## [Instructions to follow]
Write out the material exactly, with the pictures left out.

## [Data supplied]
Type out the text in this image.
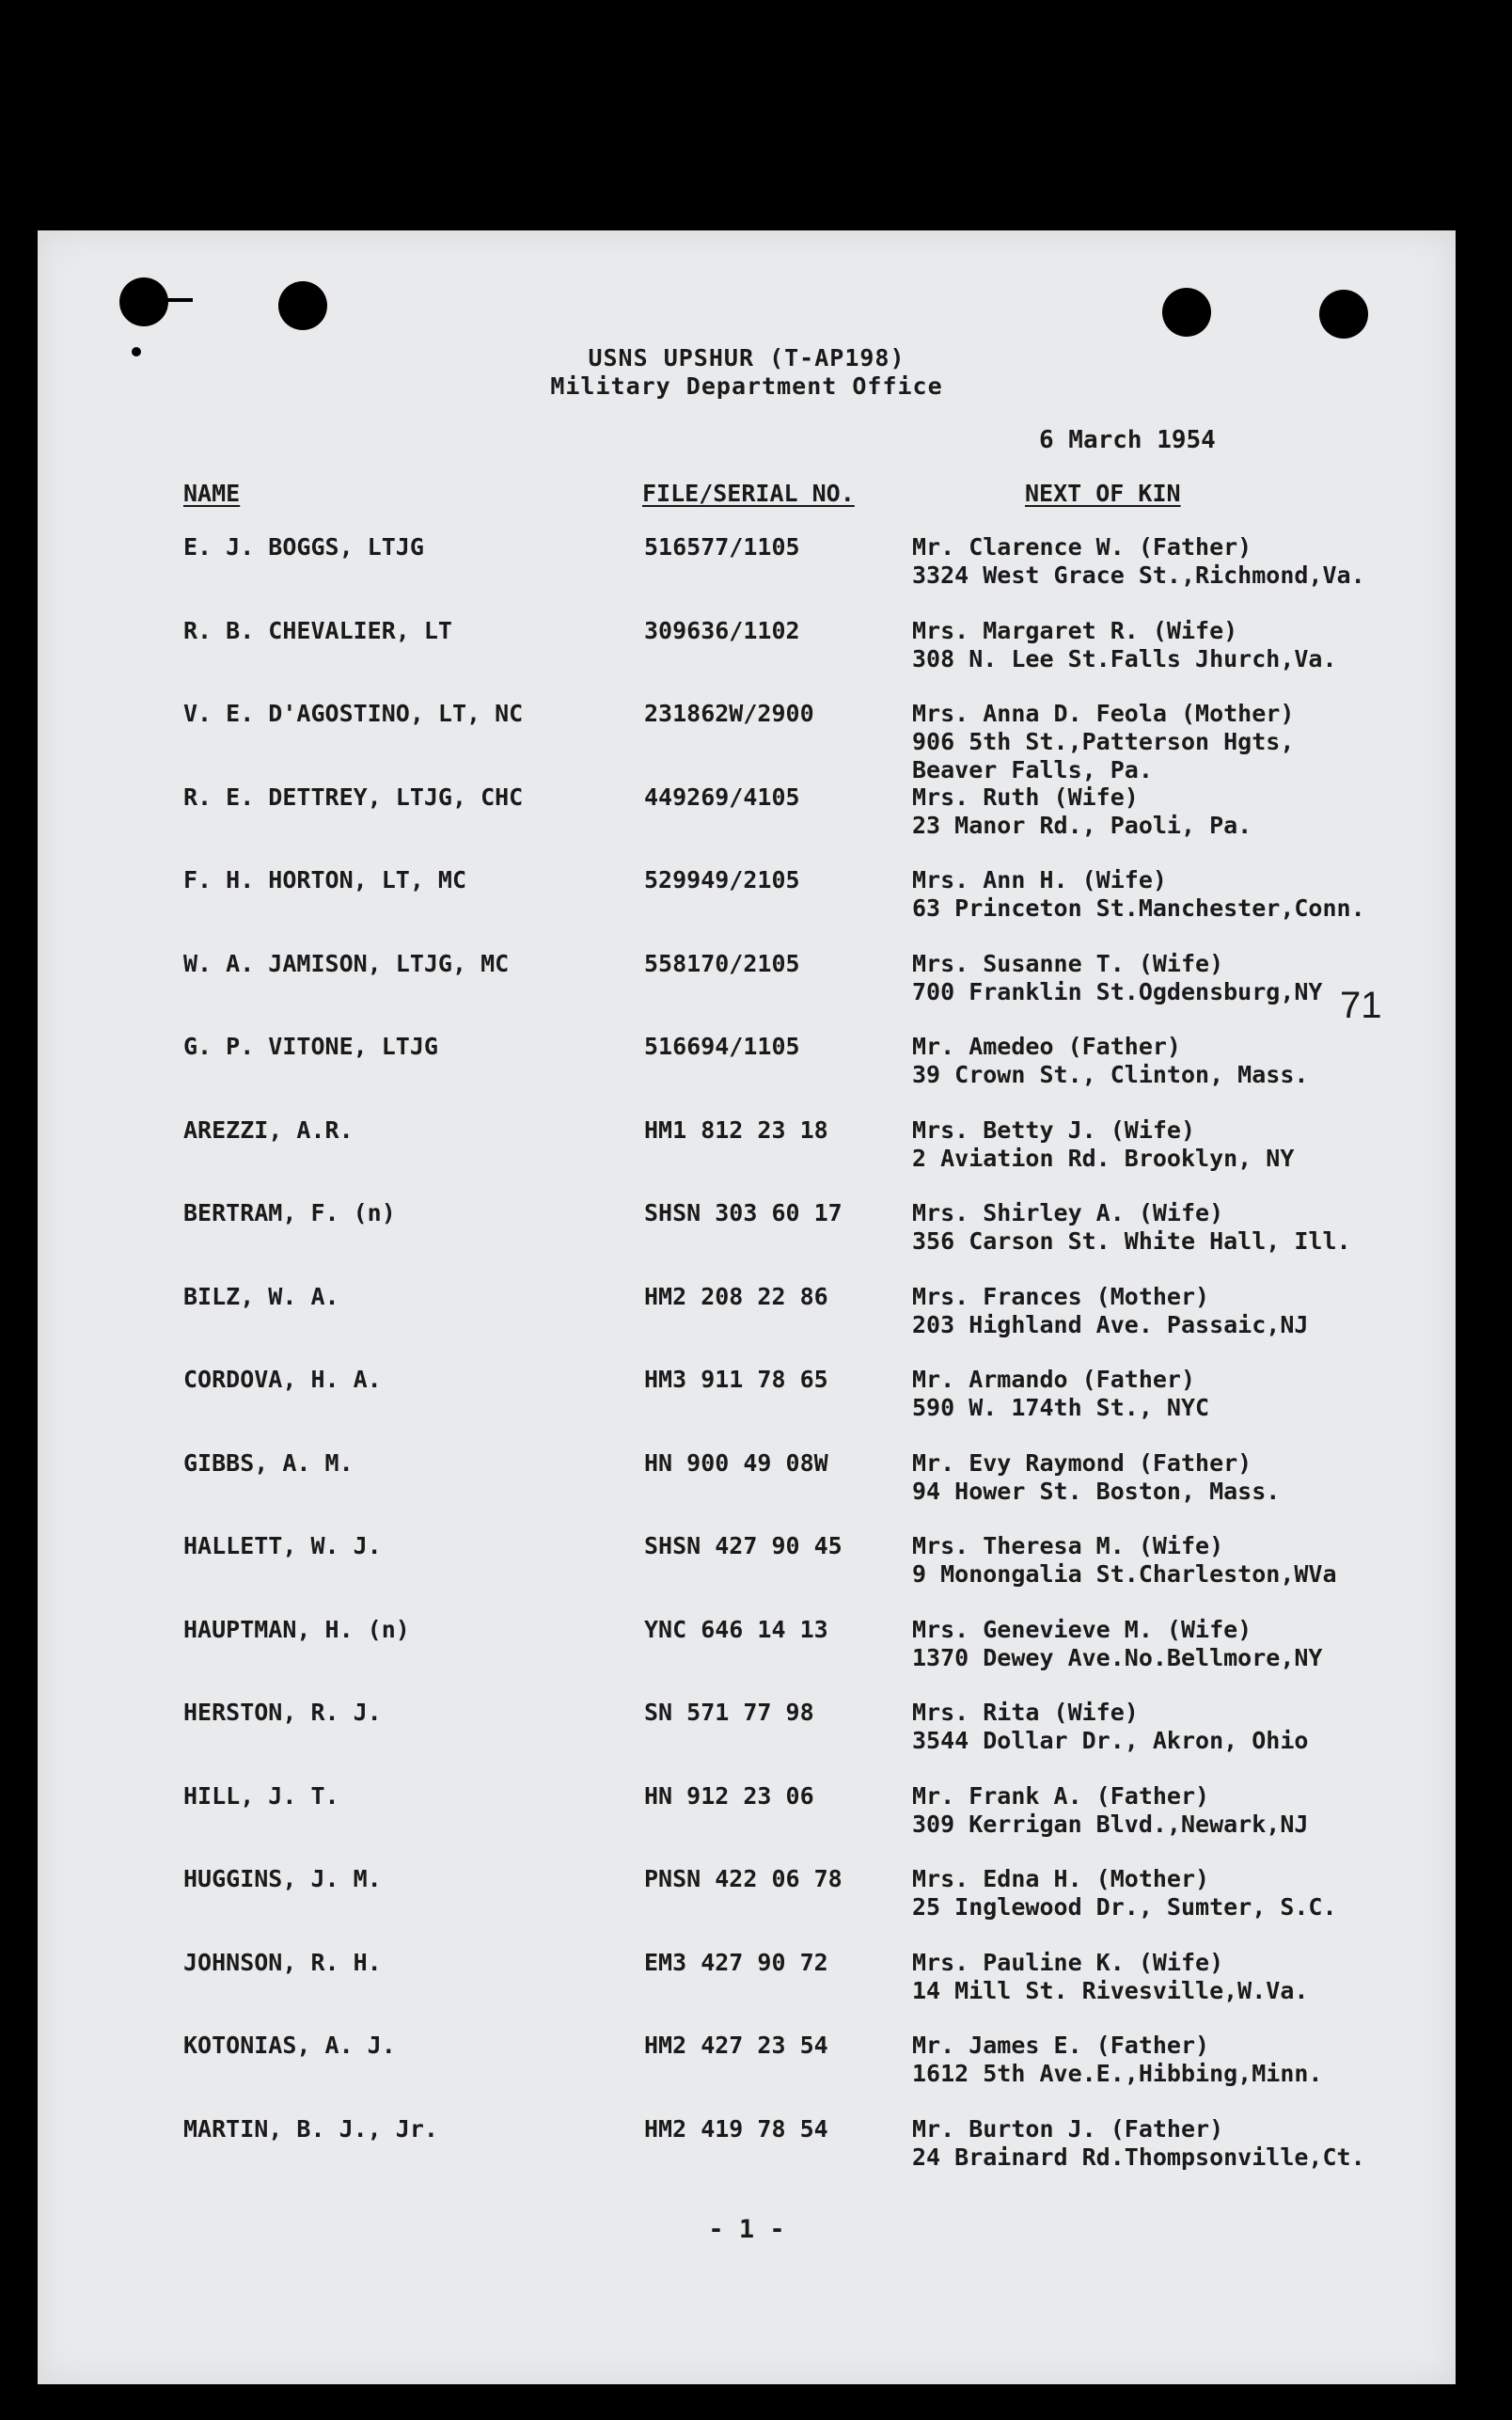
USNS UPSHUR (T-AP198)
Military Department Office
6 March 1954
NAME	FILE/SERIAL NO.	NEXT OF KIN
E. J. BOGGS, LTJG	516577/1105	Mr. Clarence W. (Father)
3324 West Grace St.,Richmond,Va.
R. B. CHEVALIER, LT	309636/1102	Mrs. Margaret R. (Wife)
308 N. Lee St.Falls Jhurch,Va.
V. E. D'AGOSTINO, LT, NC	231862W/2900	Mrs. Anna D. Feola (Mother)
906 5th St.,Patterson Hgts,
Beaver Falls, Pa.
R. E. DETTREY, LTJG, CHC	449269/4105	Mrs. Ruth (Wife)
23 Manor Rd., Paoli, Pa.
F. H. HORTON, LT, MC	529949/2105	Mrs. Ann H. (Wife)
63 Princeton St.Manchester,Conn.
W. A. JAMISON, LTJG, MC	558170/2105	Mrs. Susanne T. (Wife)
700 Franklin St.Ogdensburg,NY
G. P. VITONE, LTJG	516694/1105	Mr. Amedeo (Father)
39 Crown St., Clinton, Mass.
AREZZI, A.R.	HM1 812 23 18	Mrs. Betty J. (Wife)
2 Aviation Rd. Brooklyn, NY
BERTRAM, F. (n)	SHSN 303 60 17	Mrs. Shirley A. (Wife)
356 Carson St. White Hall, Ill.
BILZ, W. A.	HM2 208 22 86	Mrs. Frances (Mother)
203 Highland Ave. Passaic,NJ
CORDOVA, H. A.	HM3 911 78 65	Mr. Armando (Father)
590 W. 174th St., NYC
GIBBS, A. M.	HN 900 49 08W	Mr. Evy Raymond (Father)
94 Hower St. Boston, Mass.
HALLETT, W. J.	SHSN 427 90 45	Mrs. Theresa M. (Wife)
9 Monongalia St.Charleston,WVa
HAUPTMAN, H. (n)	YNC 646 14 13	Mrs. Genevieve M. (Wife)
1370 Dewey Ave.No.Bellmore,NY
HERSTON, R. J.	SN 571 77 98	Mrs. Rita (Wife)
3544 Dollar Dr., Akron, Ohio
HILL, J. T.	HN 912 23 06	Mr. Frank A. (Father)
309 Kerrigan Blvd.,Newark,NJ
HUGGINS, J. M.	PNSN 422 06 78	Mrs. Edna H. (Mother)
25 Inglewood Dr., Sumter, S.C.
JOHNSON, R. H.	EM3 427 90 72	Mrs. Pauline K. (Wife)
14 Mill St. Rivesville,W.Va.
KOTONIAS, A. J.	HM2 427 23 54	Mr. James E. (Father)
1612 5th Ave.E.,Hibbing,Minn.
MARTIN, B. J., Jr.	HM2 419 78 54	Mr. Burton J. (Father)
24 Brainard Rd.Thompsonville,Ct.
71
- 1 -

## [Expected answer]
Type out the text in this image.
USNS UPSHUR (T-AP198)
Military Department Office
6 March 1954
NAME	FILE/SERIAL NO.	NEXT OF KIN
E. J. BOGGS, LTJG	516577/1105	Mr. Clarence W. (Father)
3324 West Grace St.,Richmond,Va.
R. B. CHEVALIER, LT	309636/1102	Mrs. Margaret R. (Wife)
308 N. Lee St.Falls Jhurch,Va.
V. E. D'AGOSTINO, LT, NC	231862W/2900	Mrs. Anna D. Feola (Mother)
906 5th St.,Patterson Hgts,
Beaver Falls, Pa.
R. E. DETTREY, LTJG, CHC	449269/4105	Mrs. Ruth (Wife)
23 Manor Rd., Paoli, Pa.
F. H. HORTON, LT, MC	529949/2105	Mrs. Ann H. (Wife)
63 Princeton St.Manchester,Conn.
W. A. JAMISON, LTJG, MC	558170/2105	Mrs. Susanne T. (Wife)
700 Franklin St.Ogdensburg,NY
G. P. VITONE, LTJG	516694/1105	Mr. Amedeo (Father)
39 Crown St., Clinton, Mass.
AREZZI, A.R.	HM1 812 23 18	Mrs. Betty J. (Wife)
2 Aviation Rd. Brooklyn, NY
BERTRAM, F. (n)	SHSN 303 60 17	Mrs. Shirley A. (Wife)
356 Carson St. White Hall, Ill.
BILZ, W. A.	HM2 208 22 86	Mrs. Frances (Mother)
203 Highland Ave. Passaic,NJ
CORDOVA, H. A.	HM3 911 78 65	Mr. Armando (Father)
590 W. 174th St., NYC
GIBBS, A. M.	HN 900 49 08W	Mr. Evy Raymond (Father)
94 Hower St. Boston, Mass.
HALLETT, W. J.	SHSN 427 90 45	Mrs. Theresa M. (Wife)
9 Monongalia St.Charleston,WVa
HAUPTMAN, H. (n)	YNC 646 14 13	Mrs. Genevieve M. (Wife)
1370 Dewey Ave.No.Bellmore,NY
HERSTON, R. J.	SN 571 77 98	Mrs. Rita (Wife)
3544 Dollar Dr., Akron, Ohio
HILL, J. T.	HN 912 23 06	Mr. Frank A. (Father)
309 Kerrigan Blvd.,Newark,NJ
HUGGINS, J. M.	PNSN 422 06 78	Mrs. Edna H. (Mother)
25 Inglewood Dr., Sumter, S.C.
JOHNSON, R. H.	EM3 427 90 72	Mrs. Pauline K. (Wife)
14 Mill St. Rivesville,W.Va.
KOTONIAS, A. J.	HM2 427 23 54	Mr. James E. (Father)
1612 5th Ave.E.,Hibbing,Minn.
MARTIN, B. J., Jr.	HM2 419 78 54	Mr. Burton J. (Father)
24 Brainard Rd.Thompsonville,Ct.
71
- 1 -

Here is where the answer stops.